Work to be completed:
Please change every "bbox" in these rows to "bounding box" and leave all other text as it is.

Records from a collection
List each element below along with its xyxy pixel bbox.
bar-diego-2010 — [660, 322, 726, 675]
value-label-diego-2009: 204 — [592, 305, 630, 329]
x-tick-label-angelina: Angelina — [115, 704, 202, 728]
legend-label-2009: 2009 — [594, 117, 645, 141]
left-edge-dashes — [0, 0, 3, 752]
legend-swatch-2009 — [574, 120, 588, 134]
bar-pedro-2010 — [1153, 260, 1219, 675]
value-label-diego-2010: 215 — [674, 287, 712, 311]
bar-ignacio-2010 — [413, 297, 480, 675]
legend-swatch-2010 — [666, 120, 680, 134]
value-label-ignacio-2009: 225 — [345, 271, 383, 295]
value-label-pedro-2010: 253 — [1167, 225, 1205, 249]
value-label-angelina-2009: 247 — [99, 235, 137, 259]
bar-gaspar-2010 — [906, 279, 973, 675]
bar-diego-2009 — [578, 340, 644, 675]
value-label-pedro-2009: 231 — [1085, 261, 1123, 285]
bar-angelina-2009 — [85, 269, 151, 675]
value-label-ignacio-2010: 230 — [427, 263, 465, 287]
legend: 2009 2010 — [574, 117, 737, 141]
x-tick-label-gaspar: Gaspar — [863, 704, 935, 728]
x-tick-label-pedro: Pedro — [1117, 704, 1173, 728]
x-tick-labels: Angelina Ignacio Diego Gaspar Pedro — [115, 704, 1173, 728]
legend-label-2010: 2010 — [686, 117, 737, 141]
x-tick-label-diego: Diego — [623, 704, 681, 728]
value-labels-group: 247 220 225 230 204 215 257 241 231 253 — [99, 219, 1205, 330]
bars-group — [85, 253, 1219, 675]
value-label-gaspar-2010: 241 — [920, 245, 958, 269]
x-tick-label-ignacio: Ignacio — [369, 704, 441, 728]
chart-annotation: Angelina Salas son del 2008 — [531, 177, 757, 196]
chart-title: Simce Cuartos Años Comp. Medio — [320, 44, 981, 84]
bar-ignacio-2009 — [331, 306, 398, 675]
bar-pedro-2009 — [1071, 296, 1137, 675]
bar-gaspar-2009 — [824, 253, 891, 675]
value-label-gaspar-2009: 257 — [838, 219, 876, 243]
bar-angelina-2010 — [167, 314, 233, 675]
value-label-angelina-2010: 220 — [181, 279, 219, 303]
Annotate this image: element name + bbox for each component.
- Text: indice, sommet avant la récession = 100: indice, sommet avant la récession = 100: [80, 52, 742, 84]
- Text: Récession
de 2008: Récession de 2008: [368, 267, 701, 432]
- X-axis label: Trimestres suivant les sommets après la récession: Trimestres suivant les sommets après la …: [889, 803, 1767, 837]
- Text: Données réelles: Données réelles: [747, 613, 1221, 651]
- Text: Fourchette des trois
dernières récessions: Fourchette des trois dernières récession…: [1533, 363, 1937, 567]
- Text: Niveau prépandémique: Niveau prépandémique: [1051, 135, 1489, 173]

Worked answer:
List each element below along with its xyxy pixel bounding box.
bar-diego-2010 — [660, 322, 726, 675]
value-label-diego-2009: 204 — [592, 305, 630, 329]
x-tick-label-angelina: Angelina — [115, 704, 202, 728]
legend-label-2009: 2009 — [594, 117, 645, 141]
left-edge-dashes — [0, 0, 3, 752]
legend-swatch-2009 — [574, 120, 588, 134]
bar-pedro-2010 — [1153, 260, 1219, 675]
value-label-diego-2010: 215 — [674, 287, 712, 311]
bar-ignacio-2010 — [413, 297, 480, 675]
legend-swatch-2010 — [666, 120, 680, 134]
value-label-ignacio-2009: 225 — [345, 271, 383, 295]
value-label-pedro-2010: 253 — [1167, 225, 1205, 249]
value-label-angelina-2009: 247 — [99, 235, 137, 259]
bar-gaspar-2010 — [906, 279, 973, 675]
bar-diego-2009 — [578, 340, 644, 675]
value-label-pedro-2009: 231 — [1085, 261, 1123, 285]
bar-angelina-2009 — [85, 269, 151, 675]
value-label-ignacio-2010: 230 — [427, 263, 465, 287]
legend: 2009 2010 — [574, 117, 737, 141]
x-tick-label-gaspar: Gaspar — [863, 704, 935, 728]
x-tick-label-pedro: Pedro — [1117, 704, 1173, 728]
x-tick-labels: Angelina Ignacio Diego Gaspar Pedro — [115, 704, 1173, 728]
legend-label-2010: 2010 — [686, 117, 737, 141]
x-tick-label-diego: Diego — [623, 704, 681, 728]
value-labels-group: 247 220 225 230 204 215 257 241 231 253 — [99, 219, 1205, 330]
bars-group — [85, 253, 1219, 675]
value-label-gaspar-2010: 241 — [920, 245, 958, 269]
x-tick-label-ignacio: Ignacio — [369, 704, 441, 728]
chart-annotation: Angelina Salas son del 2008 — [531, 177, 757, 196]
chart-title: Simce Cuartos Años Comp. Medio — [320, 44, 981, 84]
bar-ignacio-2009 — [331, 306, 398, 675]
bar-pedro-2009 — [1071, 296, 1137, 675]
bar-gaspar-2009 — [824, 253, 891, 675]
value-label-gaspar-2009: 257 — [838, 219, 876, 243]
bar-angelina-2010 — [167, 314, 233, 675]
value-label-angelina-2010: 220 — [181, 279, 219, 303]
Annotate this image: element name + bounding box for each component.
- Text: indice, sommet avant la récession = 100: indice, sommet avant la récession = 100: [80, 52, 742, 84]
- Text: Récession
de 2008: Récession de 2008: [368, 267, 701, 432]
- X-axis label: Trimestres suivant les sommets après la récession: Trimestres suivant les sommets après la …: [889, 803, 1767, 837]
- Text: Données réelles: Données réelles: [747, 613, 1221, 651]
- Text: Fourchette des trois
dernières récessions: Fourchette des trois dernières récession…: [1533, 363, 1937, 567]
- Text: Niveau prépandémique: Niveau prépandémique: [1051, 135, 1489, 173]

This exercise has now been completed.